Data records
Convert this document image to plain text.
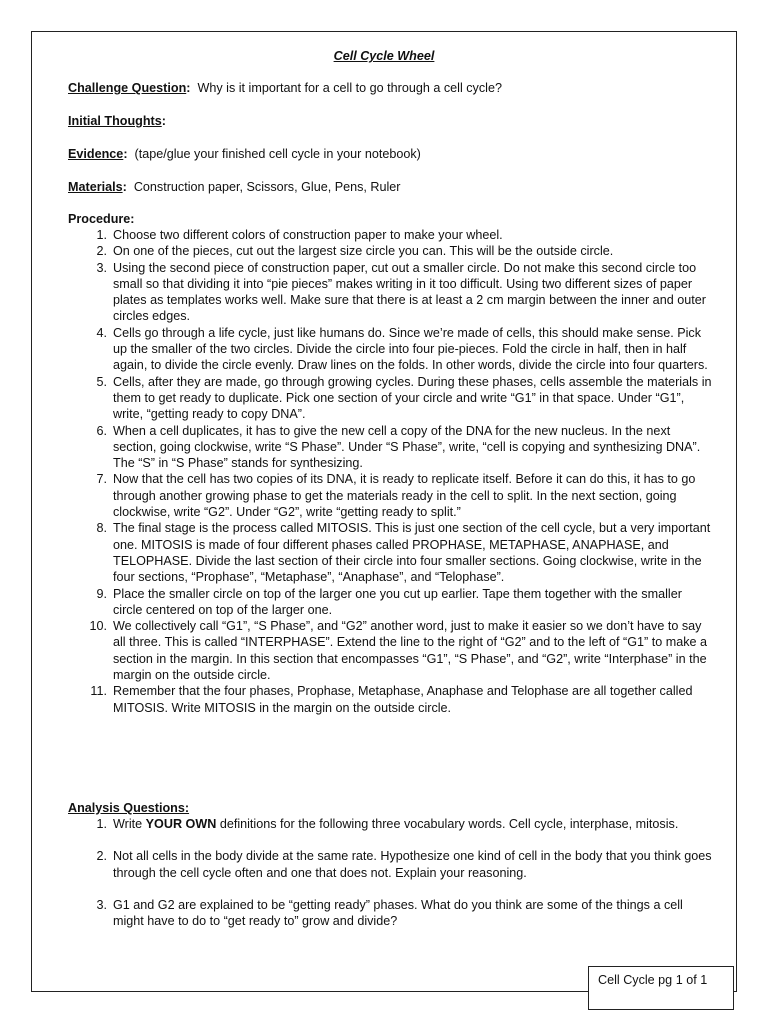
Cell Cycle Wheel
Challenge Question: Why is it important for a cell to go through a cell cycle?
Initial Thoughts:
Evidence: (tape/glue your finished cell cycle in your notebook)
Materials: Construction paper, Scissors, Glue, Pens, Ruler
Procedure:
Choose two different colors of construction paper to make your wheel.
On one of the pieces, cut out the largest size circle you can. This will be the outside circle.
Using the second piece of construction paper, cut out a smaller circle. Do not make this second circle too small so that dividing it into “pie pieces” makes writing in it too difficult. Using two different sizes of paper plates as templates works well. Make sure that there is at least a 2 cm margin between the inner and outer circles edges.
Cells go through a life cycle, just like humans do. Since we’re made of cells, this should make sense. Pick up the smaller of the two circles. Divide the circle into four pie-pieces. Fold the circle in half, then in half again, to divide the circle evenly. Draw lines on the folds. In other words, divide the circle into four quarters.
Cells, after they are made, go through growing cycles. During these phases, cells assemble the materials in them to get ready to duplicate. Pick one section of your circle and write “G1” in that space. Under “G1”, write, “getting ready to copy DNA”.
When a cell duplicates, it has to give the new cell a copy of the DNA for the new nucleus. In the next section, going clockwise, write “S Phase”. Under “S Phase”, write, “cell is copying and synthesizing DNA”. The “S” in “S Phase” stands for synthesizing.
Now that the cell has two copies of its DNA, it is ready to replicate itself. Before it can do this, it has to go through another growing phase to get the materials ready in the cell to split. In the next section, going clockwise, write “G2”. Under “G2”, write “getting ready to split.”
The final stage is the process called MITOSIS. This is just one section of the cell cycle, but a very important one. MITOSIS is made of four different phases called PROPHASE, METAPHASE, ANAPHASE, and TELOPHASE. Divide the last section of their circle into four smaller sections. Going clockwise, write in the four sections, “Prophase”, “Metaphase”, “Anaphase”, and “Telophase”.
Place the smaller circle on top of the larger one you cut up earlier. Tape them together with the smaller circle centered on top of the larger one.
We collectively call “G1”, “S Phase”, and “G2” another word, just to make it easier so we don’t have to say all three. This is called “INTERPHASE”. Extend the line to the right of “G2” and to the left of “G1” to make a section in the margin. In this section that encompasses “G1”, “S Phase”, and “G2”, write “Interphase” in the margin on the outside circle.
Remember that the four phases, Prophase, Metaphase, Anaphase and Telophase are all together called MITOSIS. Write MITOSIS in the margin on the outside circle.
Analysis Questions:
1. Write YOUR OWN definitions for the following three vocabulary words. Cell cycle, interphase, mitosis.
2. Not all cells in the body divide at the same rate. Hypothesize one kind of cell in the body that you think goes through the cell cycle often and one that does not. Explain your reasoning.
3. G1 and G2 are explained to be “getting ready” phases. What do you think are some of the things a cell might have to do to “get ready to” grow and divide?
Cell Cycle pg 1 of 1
* * *
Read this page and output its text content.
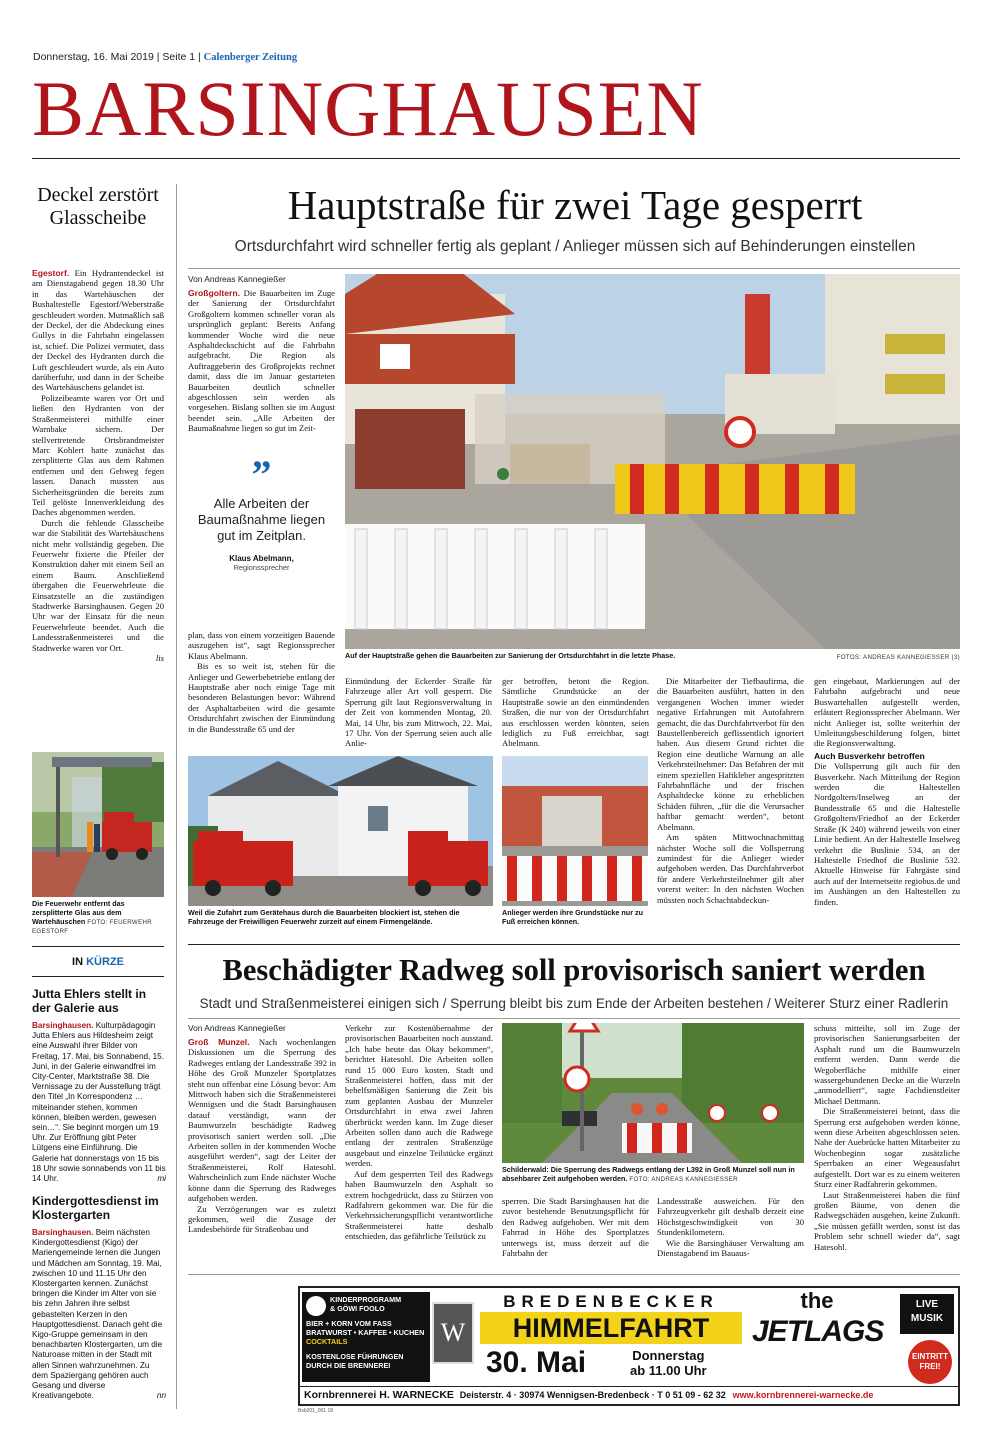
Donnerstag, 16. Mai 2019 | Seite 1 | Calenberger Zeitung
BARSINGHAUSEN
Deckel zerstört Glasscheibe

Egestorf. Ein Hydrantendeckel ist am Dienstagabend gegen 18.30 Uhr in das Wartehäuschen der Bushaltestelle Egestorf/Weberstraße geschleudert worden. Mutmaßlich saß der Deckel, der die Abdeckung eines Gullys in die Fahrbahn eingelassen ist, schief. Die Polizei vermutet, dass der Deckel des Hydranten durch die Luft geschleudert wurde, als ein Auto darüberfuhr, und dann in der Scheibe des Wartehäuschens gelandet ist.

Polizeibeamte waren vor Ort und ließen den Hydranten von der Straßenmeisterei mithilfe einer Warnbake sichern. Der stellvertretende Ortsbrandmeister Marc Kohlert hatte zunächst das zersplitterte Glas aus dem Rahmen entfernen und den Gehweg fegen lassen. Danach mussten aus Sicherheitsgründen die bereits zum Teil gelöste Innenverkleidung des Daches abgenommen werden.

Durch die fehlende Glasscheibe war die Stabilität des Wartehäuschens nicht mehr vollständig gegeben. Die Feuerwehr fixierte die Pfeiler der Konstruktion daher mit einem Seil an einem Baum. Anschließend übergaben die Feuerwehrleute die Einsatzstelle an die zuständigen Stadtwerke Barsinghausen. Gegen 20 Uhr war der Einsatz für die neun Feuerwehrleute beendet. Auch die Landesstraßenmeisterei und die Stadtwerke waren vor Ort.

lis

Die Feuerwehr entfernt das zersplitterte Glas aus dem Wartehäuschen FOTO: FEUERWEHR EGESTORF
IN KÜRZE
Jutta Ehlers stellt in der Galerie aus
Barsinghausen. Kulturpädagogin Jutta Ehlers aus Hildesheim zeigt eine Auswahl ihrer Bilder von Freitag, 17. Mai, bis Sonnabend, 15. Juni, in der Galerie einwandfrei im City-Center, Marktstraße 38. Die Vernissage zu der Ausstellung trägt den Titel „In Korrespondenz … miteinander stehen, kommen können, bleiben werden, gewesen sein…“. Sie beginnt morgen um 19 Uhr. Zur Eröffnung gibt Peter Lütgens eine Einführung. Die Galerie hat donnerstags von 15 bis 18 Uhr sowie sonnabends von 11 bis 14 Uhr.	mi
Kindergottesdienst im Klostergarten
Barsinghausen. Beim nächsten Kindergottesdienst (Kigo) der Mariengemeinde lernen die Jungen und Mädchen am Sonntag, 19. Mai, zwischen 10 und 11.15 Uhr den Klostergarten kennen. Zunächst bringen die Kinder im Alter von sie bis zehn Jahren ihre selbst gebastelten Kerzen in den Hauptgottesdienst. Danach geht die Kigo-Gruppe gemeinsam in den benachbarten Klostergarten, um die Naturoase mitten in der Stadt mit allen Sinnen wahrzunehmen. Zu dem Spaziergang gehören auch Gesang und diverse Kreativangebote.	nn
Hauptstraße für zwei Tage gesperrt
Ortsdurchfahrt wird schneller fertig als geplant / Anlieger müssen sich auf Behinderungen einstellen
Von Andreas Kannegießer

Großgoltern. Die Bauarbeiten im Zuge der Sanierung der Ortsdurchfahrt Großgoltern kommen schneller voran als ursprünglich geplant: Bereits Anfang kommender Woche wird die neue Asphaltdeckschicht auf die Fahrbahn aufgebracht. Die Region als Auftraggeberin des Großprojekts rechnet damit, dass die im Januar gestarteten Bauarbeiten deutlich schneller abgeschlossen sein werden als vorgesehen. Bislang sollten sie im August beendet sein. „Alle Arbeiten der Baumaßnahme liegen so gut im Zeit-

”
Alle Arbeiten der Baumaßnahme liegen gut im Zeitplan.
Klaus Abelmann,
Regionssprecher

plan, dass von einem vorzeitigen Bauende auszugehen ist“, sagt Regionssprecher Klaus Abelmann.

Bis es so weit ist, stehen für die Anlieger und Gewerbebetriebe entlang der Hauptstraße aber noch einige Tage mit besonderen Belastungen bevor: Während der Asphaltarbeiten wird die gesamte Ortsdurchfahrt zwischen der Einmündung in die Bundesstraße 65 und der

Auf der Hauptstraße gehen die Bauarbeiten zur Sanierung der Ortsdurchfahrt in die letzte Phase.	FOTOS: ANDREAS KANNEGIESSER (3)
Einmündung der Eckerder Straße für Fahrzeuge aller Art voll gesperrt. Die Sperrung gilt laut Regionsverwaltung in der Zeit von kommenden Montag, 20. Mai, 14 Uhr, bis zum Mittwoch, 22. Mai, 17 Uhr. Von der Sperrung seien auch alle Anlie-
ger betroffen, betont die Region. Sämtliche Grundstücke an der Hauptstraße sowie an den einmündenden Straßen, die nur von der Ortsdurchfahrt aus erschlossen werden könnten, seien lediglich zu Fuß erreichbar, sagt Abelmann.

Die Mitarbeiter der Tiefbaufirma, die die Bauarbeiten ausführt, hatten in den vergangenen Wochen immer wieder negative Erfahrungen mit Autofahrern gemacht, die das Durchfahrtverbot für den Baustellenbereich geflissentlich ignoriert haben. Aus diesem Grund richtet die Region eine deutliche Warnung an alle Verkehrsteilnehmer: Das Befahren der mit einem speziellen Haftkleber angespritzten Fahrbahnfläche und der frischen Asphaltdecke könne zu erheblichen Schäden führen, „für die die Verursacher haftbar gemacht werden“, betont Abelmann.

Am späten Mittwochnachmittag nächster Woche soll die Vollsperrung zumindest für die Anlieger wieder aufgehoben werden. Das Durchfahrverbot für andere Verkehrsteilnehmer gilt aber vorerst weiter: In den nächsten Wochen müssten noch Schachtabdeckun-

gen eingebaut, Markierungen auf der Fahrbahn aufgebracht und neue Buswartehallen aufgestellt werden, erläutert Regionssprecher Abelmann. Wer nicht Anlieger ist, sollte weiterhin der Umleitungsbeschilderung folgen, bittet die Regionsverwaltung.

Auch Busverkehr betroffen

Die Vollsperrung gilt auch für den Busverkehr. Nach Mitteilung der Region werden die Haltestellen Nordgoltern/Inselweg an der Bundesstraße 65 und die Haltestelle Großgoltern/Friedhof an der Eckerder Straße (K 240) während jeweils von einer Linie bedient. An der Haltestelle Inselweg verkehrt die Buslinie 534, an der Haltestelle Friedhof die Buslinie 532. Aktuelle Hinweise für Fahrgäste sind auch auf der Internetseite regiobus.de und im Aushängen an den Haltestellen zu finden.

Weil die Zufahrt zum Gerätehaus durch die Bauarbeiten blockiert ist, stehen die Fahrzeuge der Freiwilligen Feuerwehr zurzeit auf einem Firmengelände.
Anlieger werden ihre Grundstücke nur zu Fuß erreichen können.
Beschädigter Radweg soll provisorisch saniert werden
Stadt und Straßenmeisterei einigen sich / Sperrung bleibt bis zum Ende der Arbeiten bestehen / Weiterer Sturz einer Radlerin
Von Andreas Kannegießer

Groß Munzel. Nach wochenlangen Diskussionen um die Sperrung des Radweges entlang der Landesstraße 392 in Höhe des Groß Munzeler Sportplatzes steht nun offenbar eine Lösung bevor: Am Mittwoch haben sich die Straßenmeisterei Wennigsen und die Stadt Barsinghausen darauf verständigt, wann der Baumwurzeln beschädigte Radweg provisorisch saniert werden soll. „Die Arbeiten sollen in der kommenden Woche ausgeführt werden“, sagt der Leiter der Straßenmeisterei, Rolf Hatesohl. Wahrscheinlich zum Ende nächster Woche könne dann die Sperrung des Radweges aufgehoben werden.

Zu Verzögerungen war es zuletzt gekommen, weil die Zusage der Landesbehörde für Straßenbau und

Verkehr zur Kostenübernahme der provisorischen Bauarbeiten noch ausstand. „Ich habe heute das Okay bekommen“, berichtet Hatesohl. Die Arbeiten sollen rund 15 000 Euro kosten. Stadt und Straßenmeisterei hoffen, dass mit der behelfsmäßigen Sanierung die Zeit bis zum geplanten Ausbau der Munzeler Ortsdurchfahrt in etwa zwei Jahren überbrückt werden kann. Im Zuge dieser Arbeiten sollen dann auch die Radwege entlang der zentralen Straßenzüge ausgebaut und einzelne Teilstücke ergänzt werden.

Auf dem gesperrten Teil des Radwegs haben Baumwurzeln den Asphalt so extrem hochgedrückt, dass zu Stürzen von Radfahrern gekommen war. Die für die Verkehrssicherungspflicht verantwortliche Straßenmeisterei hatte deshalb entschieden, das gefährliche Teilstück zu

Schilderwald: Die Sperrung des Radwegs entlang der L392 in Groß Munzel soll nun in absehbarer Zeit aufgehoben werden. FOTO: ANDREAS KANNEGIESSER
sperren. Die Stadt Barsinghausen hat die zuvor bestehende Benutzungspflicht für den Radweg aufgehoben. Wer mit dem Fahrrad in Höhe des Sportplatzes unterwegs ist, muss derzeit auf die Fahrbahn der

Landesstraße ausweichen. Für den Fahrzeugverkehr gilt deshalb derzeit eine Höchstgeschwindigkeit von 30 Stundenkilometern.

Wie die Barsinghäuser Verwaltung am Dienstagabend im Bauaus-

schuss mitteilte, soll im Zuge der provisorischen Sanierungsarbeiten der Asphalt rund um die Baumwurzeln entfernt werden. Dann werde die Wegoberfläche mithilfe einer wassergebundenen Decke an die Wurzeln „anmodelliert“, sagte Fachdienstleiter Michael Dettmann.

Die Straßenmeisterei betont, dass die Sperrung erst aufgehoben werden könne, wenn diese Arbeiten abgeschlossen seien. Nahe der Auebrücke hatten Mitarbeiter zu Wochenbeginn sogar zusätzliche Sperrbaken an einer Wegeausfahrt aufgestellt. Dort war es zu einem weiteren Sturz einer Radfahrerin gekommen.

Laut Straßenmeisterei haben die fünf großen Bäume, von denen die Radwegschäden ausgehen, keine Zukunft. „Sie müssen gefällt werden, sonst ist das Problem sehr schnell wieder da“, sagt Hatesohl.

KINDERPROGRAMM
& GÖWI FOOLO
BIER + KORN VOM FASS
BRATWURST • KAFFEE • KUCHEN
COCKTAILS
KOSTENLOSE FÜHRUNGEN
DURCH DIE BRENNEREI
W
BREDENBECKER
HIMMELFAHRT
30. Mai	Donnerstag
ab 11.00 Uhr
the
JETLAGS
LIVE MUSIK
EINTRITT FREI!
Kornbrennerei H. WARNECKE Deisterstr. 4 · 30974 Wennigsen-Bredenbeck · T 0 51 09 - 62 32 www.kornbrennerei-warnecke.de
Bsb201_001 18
==
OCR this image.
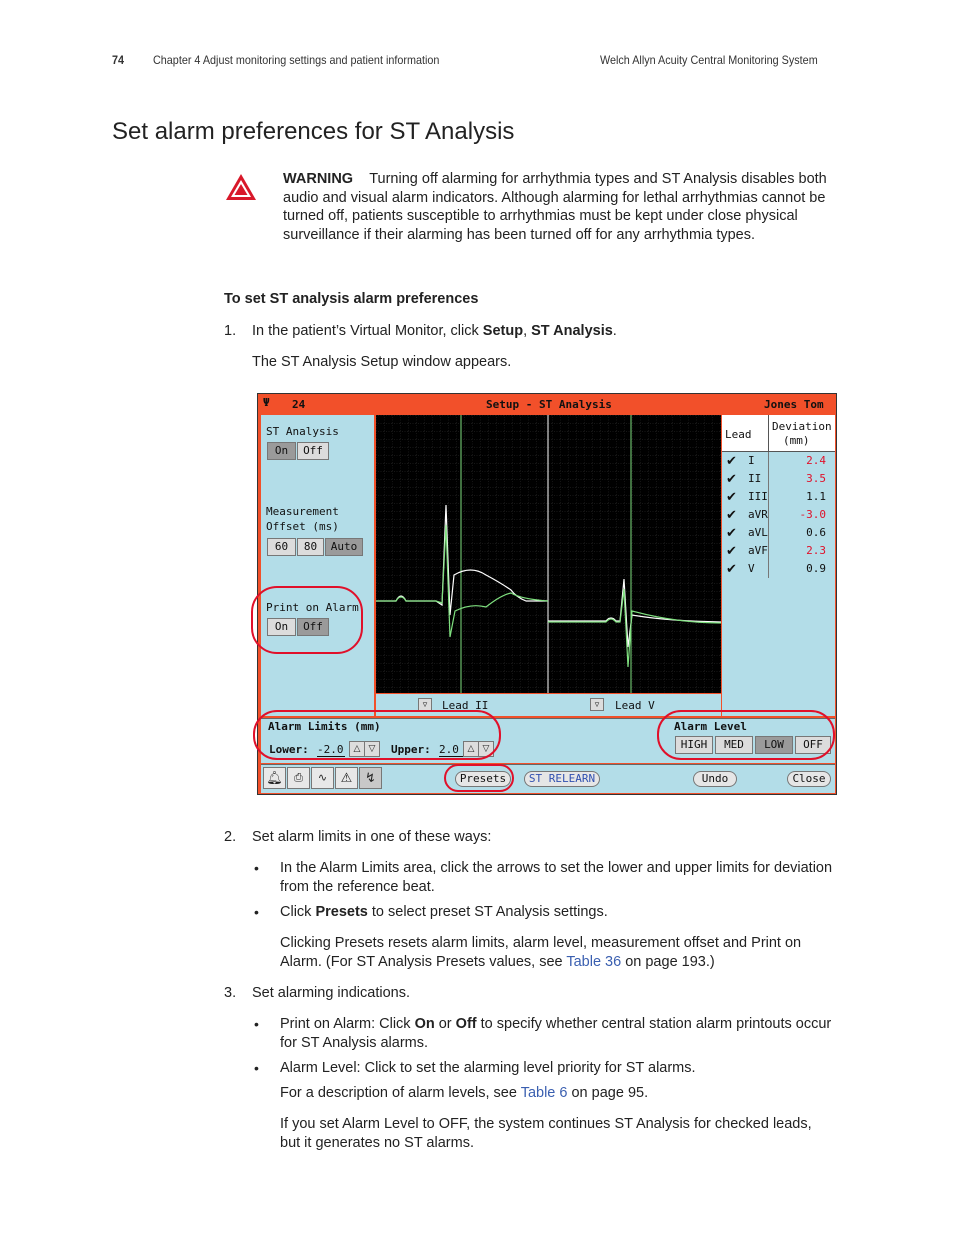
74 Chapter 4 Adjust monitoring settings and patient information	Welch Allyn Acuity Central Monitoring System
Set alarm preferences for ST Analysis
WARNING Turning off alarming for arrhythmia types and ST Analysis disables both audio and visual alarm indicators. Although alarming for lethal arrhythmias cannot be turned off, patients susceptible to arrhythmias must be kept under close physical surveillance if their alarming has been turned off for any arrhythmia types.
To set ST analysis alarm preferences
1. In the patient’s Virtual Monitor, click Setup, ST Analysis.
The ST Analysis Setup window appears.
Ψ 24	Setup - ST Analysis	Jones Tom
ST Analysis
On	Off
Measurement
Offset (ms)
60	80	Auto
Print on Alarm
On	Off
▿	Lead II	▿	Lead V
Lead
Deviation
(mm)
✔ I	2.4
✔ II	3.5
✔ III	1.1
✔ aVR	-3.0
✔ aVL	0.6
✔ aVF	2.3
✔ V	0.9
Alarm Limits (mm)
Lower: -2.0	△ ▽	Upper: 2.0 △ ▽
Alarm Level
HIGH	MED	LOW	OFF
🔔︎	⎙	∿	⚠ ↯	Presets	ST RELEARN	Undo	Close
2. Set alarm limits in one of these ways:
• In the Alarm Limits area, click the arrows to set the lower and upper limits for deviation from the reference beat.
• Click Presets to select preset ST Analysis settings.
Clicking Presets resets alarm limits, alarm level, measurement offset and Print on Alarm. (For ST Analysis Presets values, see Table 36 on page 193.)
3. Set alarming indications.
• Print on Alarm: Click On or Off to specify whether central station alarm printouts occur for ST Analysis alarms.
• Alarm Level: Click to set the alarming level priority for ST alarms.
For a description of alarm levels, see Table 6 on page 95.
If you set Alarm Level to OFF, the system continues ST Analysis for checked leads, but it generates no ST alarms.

§ About this exercise:
In the entries above, identify each line that includes the string "neue", then copy it.

§ Solution below:
Großgoltern. Die Bauarbeiten im Zuge der Sanierung der Ortsdurchfahrt Großgoltern kommen schneller voran als ursprünglich geplant: Bereits Anfang kommender Woche wird die neue Asphaltdeckschicht auf die Fahrbahn aufgebracht. Die Region als Auftraggeberin des Großprojekts rechnet damit, dass die im Januar gestarteten Bauarbeiten deutlich schneller abgeschlossen sein werden als vorgesehen. Bislang sollten sie im August beendet sein. „Alle Arbeiten der Baumaßnahme liegen so gut im Zeit-
gen eingebaut, Markierungen auf der Fahrbahn aufgebracht und neue Buswartehallen aufgestellt werden, erläutert Regionssprecher Abelmann. Wer nicht Anlieger ist, sollte weiterhin der Umleitungsbeschilderung folgen, bittet die Regionsverwaltung.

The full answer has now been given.